[Records from a data source]
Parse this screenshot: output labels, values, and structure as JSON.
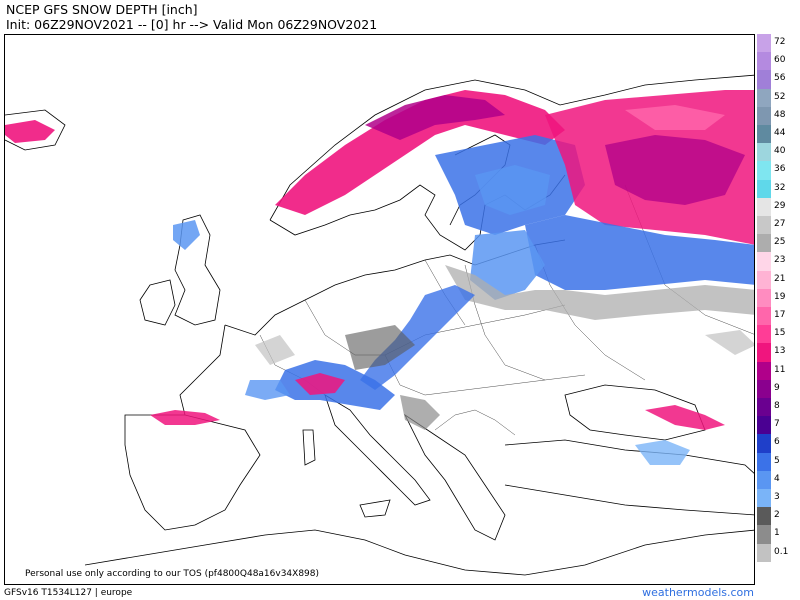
{
  "header": {
    "title": "NCEP GFS SNOW DEPTH [inch]",
    "subtitle": "Init: 06Z29NOV2021 -- [0] hr --> Valid Mon 06Z29NOV2021"
  },
  "map": {
    "region": "europe",
    "tos_note": "Personal use only according to our TOS (pf4800Q48a16v34X898)"
  },
  "footer": {
    "model_info": "GFSv16 T1534L127 | europe",
    "brand": "weathermodels.com"
  },
  "legend": {
    "labels": [
      "72",
      "60",
      "56",
      "52",
      "48",
      "44",
      "40",
      "36",
      "32",
      "29",
      "27",
      "25",
      "23",
      "21",
      "19",
      "17",
      "15",
      "13",
      "11",
      "9",
      "8",
      "7",
      "6",
      "5",
      "4",
      "3",
      "2",
      "1",
      "0.1"
    ],
    "colors": [
      "#c8a2e8",
      "#b48ae0",
      "#a07fd8",
      "#8fa6bf",
      "#7e97b0",
      "#5f8aa0",
      "#9dd6de",
      "#7fe6f0",
      "#5fd8ea",
      "#e5e5e5",
      "#c8c8c8",
      "#adadad",
      "#ffd6e8",
      "#ffb3d4",
      "#ff8cc0",
      "#ff66ab",
      "#ff3d96",
      "#f0157e",
      "#b0008a",
      "#8a008e",
      "#6a0090",
      "#4a0092",
      "#1f3fc9",
      "#3b72e8",
      "#5a96f2",
      "#7ab4f8",
      "#5a5a5a",
      "#8c8c8c",
      "#c2c2c2"
    ]
  }
}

*EXERCISE*
Which lines include the word "labels"? List them all.

*FULL OUTPUT*
Parse this screenshot: output labels, values, and structure as JSON.
    "labels": [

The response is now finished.